### Exercise description
Copy out the records that follow line for line, unchanged, leaving out the pictures.
--- Start Records for this task ---
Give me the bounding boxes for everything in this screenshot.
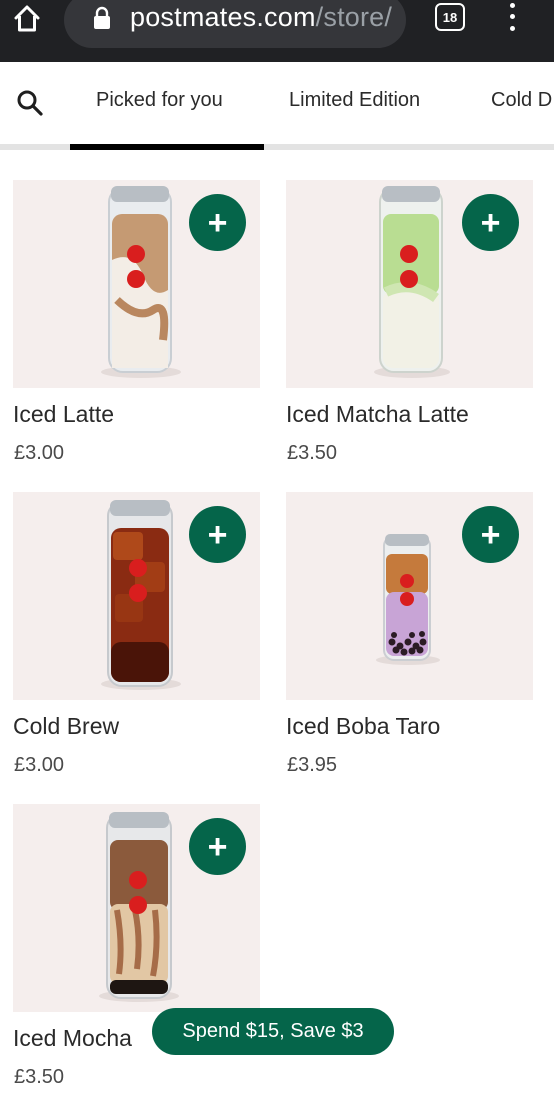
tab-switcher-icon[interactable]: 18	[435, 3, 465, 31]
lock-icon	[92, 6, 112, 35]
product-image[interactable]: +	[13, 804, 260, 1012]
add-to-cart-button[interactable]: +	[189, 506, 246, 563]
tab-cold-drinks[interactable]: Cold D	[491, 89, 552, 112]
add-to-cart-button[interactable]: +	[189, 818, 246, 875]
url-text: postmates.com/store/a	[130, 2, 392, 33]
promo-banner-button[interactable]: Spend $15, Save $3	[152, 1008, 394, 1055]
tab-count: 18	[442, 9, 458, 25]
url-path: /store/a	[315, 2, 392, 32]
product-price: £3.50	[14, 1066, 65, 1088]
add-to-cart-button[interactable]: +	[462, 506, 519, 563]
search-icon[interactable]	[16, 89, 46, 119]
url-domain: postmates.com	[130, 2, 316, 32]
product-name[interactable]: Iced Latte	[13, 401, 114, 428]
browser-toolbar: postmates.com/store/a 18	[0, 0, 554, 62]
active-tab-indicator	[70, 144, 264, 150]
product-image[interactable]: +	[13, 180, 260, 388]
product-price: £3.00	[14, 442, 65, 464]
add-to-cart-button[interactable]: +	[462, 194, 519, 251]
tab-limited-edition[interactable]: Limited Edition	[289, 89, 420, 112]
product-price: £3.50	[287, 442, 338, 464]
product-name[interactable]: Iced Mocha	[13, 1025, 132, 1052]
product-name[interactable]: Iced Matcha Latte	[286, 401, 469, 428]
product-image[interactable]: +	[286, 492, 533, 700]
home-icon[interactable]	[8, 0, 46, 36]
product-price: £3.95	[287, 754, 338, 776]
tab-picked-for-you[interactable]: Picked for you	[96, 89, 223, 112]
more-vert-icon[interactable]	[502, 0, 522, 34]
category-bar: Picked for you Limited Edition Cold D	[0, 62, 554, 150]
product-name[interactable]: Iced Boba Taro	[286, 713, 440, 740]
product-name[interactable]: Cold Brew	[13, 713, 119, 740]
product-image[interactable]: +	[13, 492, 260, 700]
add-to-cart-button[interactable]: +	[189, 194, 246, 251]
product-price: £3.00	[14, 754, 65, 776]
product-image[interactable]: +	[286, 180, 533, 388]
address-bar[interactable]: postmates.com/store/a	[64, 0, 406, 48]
--- End Records for this task ---
### Final result
Give me the bounding boxes for everything in this screenshot.
tab-switcher-icon[interactable]: 18	[435, 3, 465, 31]
lock-icon	[92, 6, 112, 35]
product-image[interactable]: +	[13, 804, 260, 1012]
add-to-cart-button[interactable]: +	[189, 506, 246, 563]
tab-cold-drinks[interactable]: Cold D	[491, 89, 552, 112]
add-to-cart-button[interactable]: +	[189, 818, 246, 875]
url-text: postmates.com/store/a	[130, 2, 392, 33]
promo-banner-button[interactable]: Spend $15, Save $3	[152, 1008, 394, 1055]
tab-count: 18	[442, 9, 458, 25]
url-path: /store/a	[315, 2, 392, 32]
product-price: £3.50	[14, 1066, 65, 1088]
add-to-cart-button[interactable]: +	[462, 506, 519, 563]
search-icon[interactable]	[16, 89, 46, 119]
url-domain: postmates.com	[130, 2, 316, 32]
product-name[interactable]: Iced Latte	[13, 401, 114, 428]
browser-toolbar: postmates.com/store/a 18	[0, 0, 554, 62]
active-tab-indicator	[70, 144, 264, 150]
product-image[interactable]: +	[13, 180, 260, 388]
product-price: £3.00	[14, 442, 65, 464]
add-to-cart-button[interactable]: +	[462, 194, 519, 251]
tab-limited-edition[interactable]: Limited Edition	[289, 89, 420, 112]
product-price: £3.50	[287, 442, 338, 464]
product-name[interactable]: Iced Mocha	[13, 1025, 132, 1052]
product-name[interactable]: Iced Matcha Latte	[286, 401, 469, 428]
product-image[interactable]: +	[286, 492, 533, 700]
home-icon[interactable]	[8, 0, 46, 36]
product-price: £3.95	[287, 754, 338, 776]
tab-picked-for-you[interactable]: Picked for you	[96, 89, 223, 112]
more-vert-icon[interactable]	[502, 0, 522, 34]
category-bar: Picked for you Limited Edition Cold D	[0, 62, 554, 150]
product-name[interactable]: Iced Boba Taro	[286, 713, 440, 740]
product-name[interactable]: Cold Brew	[13, 713, 119, 740]
product-image[interactable]: +	[13, 492, 260, 700]
add-to-cart-button[interactable]: +	[189, 194, 246, 251]
product-price: £3.00	[14, 754, 65, 776]
product-image[interactable]: +	[286, 180, 533, 388]
address-bar[interactable]: postmates.com/store/a	[64, 0, 406, 48]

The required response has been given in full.